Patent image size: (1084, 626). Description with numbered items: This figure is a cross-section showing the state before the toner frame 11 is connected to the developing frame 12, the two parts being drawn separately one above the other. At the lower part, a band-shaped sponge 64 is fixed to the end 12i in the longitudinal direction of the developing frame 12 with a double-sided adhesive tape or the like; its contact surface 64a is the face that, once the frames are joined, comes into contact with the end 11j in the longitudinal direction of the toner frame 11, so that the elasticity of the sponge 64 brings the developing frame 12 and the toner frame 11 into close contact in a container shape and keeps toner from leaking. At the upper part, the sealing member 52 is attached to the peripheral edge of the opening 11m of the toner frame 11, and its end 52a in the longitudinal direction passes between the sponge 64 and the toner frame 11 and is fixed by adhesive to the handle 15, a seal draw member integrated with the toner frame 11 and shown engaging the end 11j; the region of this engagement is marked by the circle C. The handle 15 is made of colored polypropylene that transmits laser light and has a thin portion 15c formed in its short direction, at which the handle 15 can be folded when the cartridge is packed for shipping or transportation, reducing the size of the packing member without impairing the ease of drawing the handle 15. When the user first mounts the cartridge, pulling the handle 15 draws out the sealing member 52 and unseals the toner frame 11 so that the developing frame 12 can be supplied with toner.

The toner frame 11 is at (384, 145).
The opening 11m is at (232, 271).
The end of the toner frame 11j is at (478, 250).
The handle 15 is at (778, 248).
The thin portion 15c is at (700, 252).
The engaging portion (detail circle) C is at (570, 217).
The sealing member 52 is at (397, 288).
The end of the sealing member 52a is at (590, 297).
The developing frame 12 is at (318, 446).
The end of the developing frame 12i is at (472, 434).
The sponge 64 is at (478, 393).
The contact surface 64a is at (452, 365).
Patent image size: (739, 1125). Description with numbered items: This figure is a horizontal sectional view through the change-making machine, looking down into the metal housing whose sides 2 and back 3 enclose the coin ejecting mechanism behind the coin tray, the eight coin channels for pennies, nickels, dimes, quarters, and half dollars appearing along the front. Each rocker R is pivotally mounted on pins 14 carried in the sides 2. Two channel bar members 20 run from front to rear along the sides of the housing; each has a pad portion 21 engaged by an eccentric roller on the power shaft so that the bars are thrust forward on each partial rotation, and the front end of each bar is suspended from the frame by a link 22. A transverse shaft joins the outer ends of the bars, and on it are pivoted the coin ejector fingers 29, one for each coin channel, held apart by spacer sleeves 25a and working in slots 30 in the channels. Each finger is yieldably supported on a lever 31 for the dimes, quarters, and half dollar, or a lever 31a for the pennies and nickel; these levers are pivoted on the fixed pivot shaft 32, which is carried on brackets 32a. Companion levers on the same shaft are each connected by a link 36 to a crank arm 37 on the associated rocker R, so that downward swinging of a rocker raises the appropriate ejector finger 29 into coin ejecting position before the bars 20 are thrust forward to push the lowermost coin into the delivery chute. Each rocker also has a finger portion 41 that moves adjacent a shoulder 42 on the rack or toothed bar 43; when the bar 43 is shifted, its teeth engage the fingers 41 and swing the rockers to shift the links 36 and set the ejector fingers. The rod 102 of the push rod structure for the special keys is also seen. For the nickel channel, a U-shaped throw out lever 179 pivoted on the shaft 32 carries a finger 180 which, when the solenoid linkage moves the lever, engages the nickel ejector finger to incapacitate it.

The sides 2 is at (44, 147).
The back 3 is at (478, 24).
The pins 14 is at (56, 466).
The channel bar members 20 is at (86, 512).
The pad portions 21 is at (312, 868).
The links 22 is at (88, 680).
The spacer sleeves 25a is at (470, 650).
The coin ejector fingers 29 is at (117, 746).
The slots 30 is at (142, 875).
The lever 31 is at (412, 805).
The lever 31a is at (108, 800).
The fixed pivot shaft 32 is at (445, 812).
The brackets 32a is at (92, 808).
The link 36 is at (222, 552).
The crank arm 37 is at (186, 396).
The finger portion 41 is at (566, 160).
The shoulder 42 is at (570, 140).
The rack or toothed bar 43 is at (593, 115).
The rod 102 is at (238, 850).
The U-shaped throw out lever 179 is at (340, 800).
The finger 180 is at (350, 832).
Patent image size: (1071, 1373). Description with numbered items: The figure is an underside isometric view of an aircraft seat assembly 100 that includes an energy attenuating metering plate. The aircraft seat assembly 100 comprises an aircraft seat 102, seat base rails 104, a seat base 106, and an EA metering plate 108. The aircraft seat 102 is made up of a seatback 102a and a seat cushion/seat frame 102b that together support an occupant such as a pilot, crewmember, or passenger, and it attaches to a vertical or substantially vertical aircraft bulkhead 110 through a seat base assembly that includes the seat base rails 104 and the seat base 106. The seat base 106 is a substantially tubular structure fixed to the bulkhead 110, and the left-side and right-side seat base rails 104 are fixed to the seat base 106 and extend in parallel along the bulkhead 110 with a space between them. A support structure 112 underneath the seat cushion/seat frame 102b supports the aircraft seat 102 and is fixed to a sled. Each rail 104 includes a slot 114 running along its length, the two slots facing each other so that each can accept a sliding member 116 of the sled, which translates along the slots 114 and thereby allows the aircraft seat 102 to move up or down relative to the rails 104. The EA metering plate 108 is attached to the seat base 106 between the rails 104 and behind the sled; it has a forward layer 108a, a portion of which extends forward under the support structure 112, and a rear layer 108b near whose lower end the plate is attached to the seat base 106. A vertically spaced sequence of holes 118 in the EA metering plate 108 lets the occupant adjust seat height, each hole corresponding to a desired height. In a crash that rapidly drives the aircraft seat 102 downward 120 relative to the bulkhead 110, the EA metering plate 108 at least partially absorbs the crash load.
---*---
## JOB
Reproduce every line of the data above word for word, changing nothing.

## PROBLEM SOLUTION
Patent image size: (1084, 626). Description with numbered items: This figure is a cross-section showing the state before the toner frame 11 is connected to the developing frame 12, the two parts being drawn separately one above the other. At the lower part, a band-shaped sponge 64 is fixed to the end 12i in the longitudinal direction of the developing frame 12 with a double-sided adhesive tape or the like; its contact surface 64a is the face that, once the frames are joined, comes into contact with the end 11j in the longitudinal direction of the toner frame 11, so that the elasticity of the sponge 64 brings the developing frame 12 and the toner frame 11 into close contact in a container shape and keeps toner from leaking. At the upper part, the sealing member 52 is attached to the peripheral edge of the opening 11m of the toner frame 11, and its end 52a in the longitudinal direction passes between the sponge 64 and the toner frame 11 and is fixed by adhesive to the handle 15, a seal draw member integrated with the toner frame 11 and shown engaging the end 11j; the region of this engagement is marked by the circle C. The handle 15 is made of colored polypropylene that transmits laser light and has a thin portion 15c formed in its short direction, at which the handle 15 can be folded when the cartridge is packed for shipping or transportation, reducing the size of the packing member without impairing the ease of drawing the handle 15. When the user first mounts the cartridge, pulling the handle 15 draws out the sealing member 52 and unseals the toner frame 11 so that the developing frame 12 can be supplied with toner.

The toner frame 11 is at (384, 145).
The opening 11m is at (232, 271).
The end of the toner frame 11j is at (478, 250).
The handle 15 is at (778, 248).
The thin portion 15c is at (700, 252).
The engaging portion (detail circle) C is at (570, 217).
The sealing member 52 is at (397, 288).
The end of the sealing member 52a is at (590, 297).
The developing frame 12 is at (318, 446).
The end of the developing frame 12i is at (472, 434).
The sponge 64 is at (478, 393).
The contact surface 64a is at (452, 365).
Patent image size: (739, 1125). Description with numbered items: This figure is a horizontal sectional view through the change-making machine, looking down into the metal housing whose sides 2 and back 3 enclose the coin ejecting mechanism behind the coin tray, the eight coin channels for pennies, nickels, dimes, quarters, and half dollars appearing along the front. Each rocker R is pivotally mounted on pins 14 carried in the sides 2. Two channel bar members 20 run from front to rear along the sides of the housing; each has a pad portion 21 engaged by an eccentric roller on the power shaft so that the bars are thrust forward on each partial rotation, and the front end of each bar is suspended from the frame by a link 22. A transverse shaft joins the outer ends of the bars, and on it are pivoted the coin ejector fingers 29, one for each coin channel, held apart by spacer sleeves 25a and working in slots 30 in the channels. Each finger is yieldably supported on a lever 31 for the dimes, quarters, and half dollar, or a lever 31a for the pennies and nickel; these levers are pivoted on the fixed pivot shaft 32, which is carried on brackets 32a. Companion levers on the same shaft are each connected by a link 36 to a crank arm 37 on the associated rocker R, so that downward swinging of a rocker raises the appropriate ejector finger 29 into coin ejecting position before the bars 20 are thrust forward to push the lowermost coin into the delivery chute. Each rocker also has a finger portion 41 that moves adjacent a shoulder 42 on the rack or toothed bar 43; when the bar 43 is shifted, its teeth engage the fingers 41 and swing the rockers to shift the links 36 and set the ejector fingers. The rod 102 of the push rod structure for the special keys is also seen. For the nickel channel, a U-shaped throw out lever 179 pivoted on the shaft 32 carries a finger 180 which, when the solenoid linkage moves the lever, engages the nickel ejector finger to incapacitate it.

The sides 2 is at (44, 147).
The back 3 is at (478, 24).
The pins 14 is at (56, 466).
The channel bar members 20 is at (86, 512).
The pad portions 21 is at (312, 868).
The links 22 is at (88, 680).
The spacer sleeves 25a is at (470, 650).
The coin ejector fingers 29 is at (117, 746).
The slots 30 is at (142, 875).
The lever 31 is at (412, 805).
The lever 31a is at (108, 800).
The fixed pivot shaft 32 is at (445, 812).
The brackets 32a is at (92, 808).
The link 36 is at (222, 552).
The crank arm 37 is at (186, 396).
The finger portion 41 is at (566, 160).
The shoulder 42 is at (570, 140).
The rack or toothed bar 43 is at (593, 115).
The rod 102 is at (238, 850).
The U-shaped throw out lever 179 is at (340, 800).
The finger 180 is at (350, 832).
Patent image size: (1071, 1373). Description with numbered items: The figure is an underside isometric view of an aircraft seat assembly 100 that includes an energy attenuating metering plate. The aircraft seat assembly 100 comprises an aircraft seat 102, seat base rails 104, a seat base 106, and an EA metering plate 108. The aircraft seat 102 is made up of a seatback 102a and a seat cushion/seat frame 102b that together support an occupant such as a pilot, crewmember, or passenger, and it attaches to a vertical or substantially vertical aircraft bulkhead 110 through a seat base assembly that includes the seat base rails 104 and the seat base 106. The seat base 106 is a substantially tubular structure fixed to the bulkhead 110, and the left-side and right-side seat base rails 104 are fixed to the seat base 106 and extend in parallel along the bulkhead 110 with a space between them. A support structure 112 underneath the seat cushion/seat frame 102b supports the aircraft seat 102 and is fixed to a sled. Each rail 104 includes a slot 114 running along its length, the two slots facing each other so that each can accept a sliding member 116 of the sled, which translates along the slots 114 and thereby allows the aircraft seat 102 to move up or down relative to the rails 104. The EA metering plate 108 is attached to the seat base 106 between the rails 104 and behind the sled; it has a forward layer 108a, a portion of which extends forward under the support structure 112, and a rear layer 108b near whose lower end the plate is attached to the seat base 106. A vertically spaced sequence of holes 118 in the EA metering plate 108 lets the occupant adjust seat height, each hole corresponding to a desired height. In a crash that rapidly drives the aircraft seat 102 downward 120 relative to the bulkhead 110, the EA metering plate 108 at least partially absorbs the crash load.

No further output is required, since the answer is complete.